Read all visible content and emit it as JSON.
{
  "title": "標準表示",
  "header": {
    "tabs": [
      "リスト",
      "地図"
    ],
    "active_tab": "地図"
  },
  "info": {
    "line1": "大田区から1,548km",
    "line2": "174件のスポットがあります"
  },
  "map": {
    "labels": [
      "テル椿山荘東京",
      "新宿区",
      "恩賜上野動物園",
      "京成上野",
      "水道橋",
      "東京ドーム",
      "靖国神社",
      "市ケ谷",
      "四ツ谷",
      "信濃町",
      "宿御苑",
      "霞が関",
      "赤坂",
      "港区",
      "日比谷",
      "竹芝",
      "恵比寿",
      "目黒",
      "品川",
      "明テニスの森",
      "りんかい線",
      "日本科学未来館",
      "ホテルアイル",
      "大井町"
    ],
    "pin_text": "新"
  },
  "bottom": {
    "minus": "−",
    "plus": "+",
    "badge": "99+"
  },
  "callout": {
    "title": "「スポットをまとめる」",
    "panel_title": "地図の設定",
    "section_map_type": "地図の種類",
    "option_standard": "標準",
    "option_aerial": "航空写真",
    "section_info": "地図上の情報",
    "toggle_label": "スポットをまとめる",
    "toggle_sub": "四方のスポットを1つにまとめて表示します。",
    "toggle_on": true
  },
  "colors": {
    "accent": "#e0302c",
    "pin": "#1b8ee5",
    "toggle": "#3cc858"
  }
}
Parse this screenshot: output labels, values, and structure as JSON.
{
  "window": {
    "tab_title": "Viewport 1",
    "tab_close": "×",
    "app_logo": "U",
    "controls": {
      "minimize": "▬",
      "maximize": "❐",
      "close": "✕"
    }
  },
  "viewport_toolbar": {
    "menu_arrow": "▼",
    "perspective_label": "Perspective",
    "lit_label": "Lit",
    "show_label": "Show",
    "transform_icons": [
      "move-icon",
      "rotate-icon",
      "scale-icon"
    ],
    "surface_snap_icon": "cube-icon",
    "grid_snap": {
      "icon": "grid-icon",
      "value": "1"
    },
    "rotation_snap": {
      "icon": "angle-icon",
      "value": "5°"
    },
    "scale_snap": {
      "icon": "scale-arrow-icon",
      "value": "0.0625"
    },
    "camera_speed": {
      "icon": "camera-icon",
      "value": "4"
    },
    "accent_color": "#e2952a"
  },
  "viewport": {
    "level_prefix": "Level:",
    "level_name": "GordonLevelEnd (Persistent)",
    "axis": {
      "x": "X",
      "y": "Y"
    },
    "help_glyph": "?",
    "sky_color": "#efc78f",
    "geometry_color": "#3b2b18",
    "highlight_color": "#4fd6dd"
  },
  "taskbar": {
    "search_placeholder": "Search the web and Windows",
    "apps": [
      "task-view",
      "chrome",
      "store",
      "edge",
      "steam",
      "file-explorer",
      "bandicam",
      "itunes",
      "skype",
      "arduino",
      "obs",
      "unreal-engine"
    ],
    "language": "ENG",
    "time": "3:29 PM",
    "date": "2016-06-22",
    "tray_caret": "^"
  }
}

#### WORK TO COMPLETE
All entries must be repeated verbatim.

#### SOLUTION BELOW
Read all visible content and emit it as JSON.
{
  "title": "標準表示",
  "header": {
    "tabs": [
      "リスト",
      "地図"
    ],
    "active_tab": "地図"
  },
  "info": {
    "line1": "大田区から1,548km",
    "line2": "174件のスポットがあります"
  },
  "map": {
    "labels": [
      "テル椿山荘東京",
      "新宿区",
      "恩賜上野動物園",
      "京成上野",
      "水道橋",
      "東京ドーム",
      "靖国神社",
      "市ケ谷",
      "四ツ谷",
      "信濃町",
      "宿御苑",
      "霞が関",
      "赤坂",
      "港区",
      "日比谷",
      "竹芝",
      "恵比寿",
      "目黒",
      "品川",
      "明テニスの森",
      "りんかい線",
      "日本科学未来館",
      "ホテルアイル",
      "大井町"
    ],
    "pin_text": "新"
  },
  "bottom": {
    "minus": "−",
    "plus": "+",
    "badge": "99+"
  },
  "callout": {
    "title": "「スポットをまとめる」",
    "panel_title": "地図の設定",
    "section_map_type": "地図の種類",
    "option_standard": "標準",
    "option_aerial": "航空写真",
    "section_info": "地図上の情報",
    "toggle_label": "スポットをまとめる",
    "toggle_sub": "四方のスポットを1つにまとめて表示します。",
    "toggle_on": true
  },
  "colors": {
    "accent": "#e0302c",
    "pin": "#1b8ee5",
    "toggle": "#3cc858"
  }
}
Parse this screenshot: output labels, values, and structure as JSON.
{
  "window": {
    "tab_title": "Viewport 1",
    "tab_close": "×",
    "app_logo": "U",
    "controls": {
      "minimize": "▬",
      "maximize": "❐",
      "close": "✕"
    }
  },
  "viewport_toolbar": {
    "menu_arrow": "▼",
    "perspective_label": "Perspective",
    "lit_label": "Lit",
    "show_label": "Show",
    "transform_icons": [
      "move-icon",
      "rotate-icon",
      "scale-icon"
    ],
    "surface_snap_icon": "cube-icon",
    "grid_snap": {
      "icon": "grid-icon",
      "value": "1"
    },
    "rotation_snap": {
      "icon": "angle-icon",
      "value": "5°"
    },
    "scale_snap": {
      "icon": "scale-arrow-icon",
      "value": "0.0625"
    },
    "camera_speed": {
      "icon": "camera-icon",
      "value": "4"
    },
    "accent_color": "#e2952a"
  },
  "viewport": {
    "level_prefix": "Level:",
    "level_name": "GordonLevelEnd (Persistent)",
    "axis": {
      "x": "X",
      "y": "Y"
    },
    "help_glyph": "?",
    "sky_color": "#efc78f",
    "geometry_color": "#3b2b18",
    "highlight_color": "#4fd6dd"
  },
  "taskbar": {
    "search_placeholder": "Search the web and Windows",
    "apps": [
      "task-view",
      "chrome",
      "store",
      "edge",
      "steam",
      "file-explorer",
      "bandicam",
      "itunes",
      "skype",
      "arduino",
      "obs",
      "unreal-engine"
    ],
    "language": "ENG",
    "time": "3:29 PM",
    "date": "2016-06-22",
    "tray_caret": "^"
  }
}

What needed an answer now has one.